DESCRIPTION OF THE TASK. Find the line that contains "What text is on this page?"; then retype it and each line after it, exactly, through the final line of the data below.
* START RAW DATA *
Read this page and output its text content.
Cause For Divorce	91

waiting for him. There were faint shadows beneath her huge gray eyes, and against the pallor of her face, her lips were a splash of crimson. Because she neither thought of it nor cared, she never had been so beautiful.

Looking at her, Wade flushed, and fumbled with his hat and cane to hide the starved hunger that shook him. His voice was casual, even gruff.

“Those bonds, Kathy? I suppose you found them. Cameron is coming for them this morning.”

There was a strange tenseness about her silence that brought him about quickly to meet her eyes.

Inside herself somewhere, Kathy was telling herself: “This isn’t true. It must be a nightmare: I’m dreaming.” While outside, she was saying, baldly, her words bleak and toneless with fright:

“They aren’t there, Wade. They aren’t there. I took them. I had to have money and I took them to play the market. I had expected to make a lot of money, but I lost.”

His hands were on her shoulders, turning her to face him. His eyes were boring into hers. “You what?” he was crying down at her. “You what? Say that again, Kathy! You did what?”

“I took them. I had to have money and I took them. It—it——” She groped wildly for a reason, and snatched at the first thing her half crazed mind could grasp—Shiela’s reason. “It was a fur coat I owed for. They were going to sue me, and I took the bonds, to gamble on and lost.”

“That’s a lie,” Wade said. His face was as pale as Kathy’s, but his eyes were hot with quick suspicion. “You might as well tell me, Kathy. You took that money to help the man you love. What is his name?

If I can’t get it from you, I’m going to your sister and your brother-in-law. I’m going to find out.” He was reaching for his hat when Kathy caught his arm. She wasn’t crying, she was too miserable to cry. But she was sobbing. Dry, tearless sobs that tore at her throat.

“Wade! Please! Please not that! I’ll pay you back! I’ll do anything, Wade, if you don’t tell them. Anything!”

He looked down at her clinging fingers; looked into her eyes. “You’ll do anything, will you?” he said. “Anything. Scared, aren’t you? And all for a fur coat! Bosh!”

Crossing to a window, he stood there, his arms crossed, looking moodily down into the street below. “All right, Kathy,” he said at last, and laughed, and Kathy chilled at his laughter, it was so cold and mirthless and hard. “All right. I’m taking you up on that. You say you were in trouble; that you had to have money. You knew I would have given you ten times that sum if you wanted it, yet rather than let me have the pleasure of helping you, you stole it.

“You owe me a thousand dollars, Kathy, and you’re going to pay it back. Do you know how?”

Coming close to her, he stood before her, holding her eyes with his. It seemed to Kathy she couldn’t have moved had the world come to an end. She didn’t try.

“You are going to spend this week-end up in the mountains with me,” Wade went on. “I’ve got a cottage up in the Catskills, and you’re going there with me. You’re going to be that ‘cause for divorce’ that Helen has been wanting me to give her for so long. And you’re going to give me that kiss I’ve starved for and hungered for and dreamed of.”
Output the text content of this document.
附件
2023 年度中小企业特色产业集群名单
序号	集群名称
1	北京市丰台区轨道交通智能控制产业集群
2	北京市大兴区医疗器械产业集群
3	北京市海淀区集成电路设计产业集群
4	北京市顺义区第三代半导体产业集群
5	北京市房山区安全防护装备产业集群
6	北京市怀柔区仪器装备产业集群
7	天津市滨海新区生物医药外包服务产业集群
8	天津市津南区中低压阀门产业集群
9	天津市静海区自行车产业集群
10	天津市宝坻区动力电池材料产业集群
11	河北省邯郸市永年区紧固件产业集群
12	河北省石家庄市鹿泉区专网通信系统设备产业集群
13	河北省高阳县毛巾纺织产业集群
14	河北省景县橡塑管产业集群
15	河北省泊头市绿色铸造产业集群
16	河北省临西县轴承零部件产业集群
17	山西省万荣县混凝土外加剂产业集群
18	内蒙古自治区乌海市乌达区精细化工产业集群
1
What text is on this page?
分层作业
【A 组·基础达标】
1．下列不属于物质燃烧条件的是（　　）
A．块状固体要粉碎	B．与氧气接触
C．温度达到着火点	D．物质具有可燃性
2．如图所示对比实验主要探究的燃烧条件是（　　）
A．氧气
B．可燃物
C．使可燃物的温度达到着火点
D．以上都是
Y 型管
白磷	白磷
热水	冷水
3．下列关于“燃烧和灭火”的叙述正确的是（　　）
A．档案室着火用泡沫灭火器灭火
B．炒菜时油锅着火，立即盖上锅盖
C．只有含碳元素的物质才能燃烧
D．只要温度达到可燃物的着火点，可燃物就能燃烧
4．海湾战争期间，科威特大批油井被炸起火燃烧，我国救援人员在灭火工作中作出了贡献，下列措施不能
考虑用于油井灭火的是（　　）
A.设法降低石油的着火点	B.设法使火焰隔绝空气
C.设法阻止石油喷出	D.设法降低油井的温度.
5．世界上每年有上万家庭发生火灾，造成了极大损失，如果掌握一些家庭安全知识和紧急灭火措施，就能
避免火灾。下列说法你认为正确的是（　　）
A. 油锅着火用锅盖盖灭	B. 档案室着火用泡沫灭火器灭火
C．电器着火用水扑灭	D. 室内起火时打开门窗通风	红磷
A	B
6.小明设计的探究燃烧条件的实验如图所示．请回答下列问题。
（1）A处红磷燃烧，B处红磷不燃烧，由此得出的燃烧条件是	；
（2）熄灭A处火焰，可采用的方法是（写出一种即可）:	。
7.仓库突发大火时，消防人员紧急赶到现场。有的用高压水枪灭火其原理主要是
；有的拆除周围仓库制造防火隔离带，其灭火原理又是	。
* END RAW DATA *
COMPLETE OUTPUT.
What text is on this page?
分层作业
【A 组·基础达标】
1．下列不属于物质燃烧条件的是（　　）
A．块状固体要粉碎	B．与氧气接触
C．温度达到着火点	D．物质具有可燃性
2．如图所示对比实验主要探究的燃烧条件是（　　）
A．氧气
B．可燃物
C．使可燃物的温度达到着火点
D．以上都是
Y 型管
白磷	白磷
热水	冷水
3．下列关于“燃烧和灭火”的叙述正确的是（　　）
A．档案室着火用泡沫灭火器灭火
B．炒菜时油锅着火，立即盖上锅盖
C．只有含碳元素的物质才能燃烧
D．只要温度达到可燃物的着火点，可燃物就能燃烧
4．海湾战争期间，科威特大批油井被炸起火燃烧，我国救援人员在灭火工作中作出了贡献，下列措施不能
考虑用于油井灭火的是（　　）
A.设法降低石油的着火点	B.设法使火焰隔绝空气
C.设法阻止石油喷出	D.设法降低油井的温度.
5．世界上每年有上万家庭发生火灾，造成了极大损失，如果掌握一些家庭安全知识和紧急灭火措施，就能
避免火灾。下列说法你认为正确的是（　　）
A. 油锅着火用锅盖盖灭	B. 档案室着火用泡沫灭火器灭火
C．电器着火用水扑灭	D. 室内起火时打开门窗通风	红磷
A	B
6.小明设计的探究燃烧条件的实验如图所示．请回答下列问题。
（1）A处红磷燃烧，B处红磷不燃烧，由此得出的燃烧条件是	；
（2）熄灭A处火焰，可采用的方法是（写出一种即可）:	。
7.仓库突发大火时，消防人员紧急赶到现场。有的用高压水枪灭火其原理主要是
；有的拆除周围仓库制造防火隔离带，其灭火原理又是	。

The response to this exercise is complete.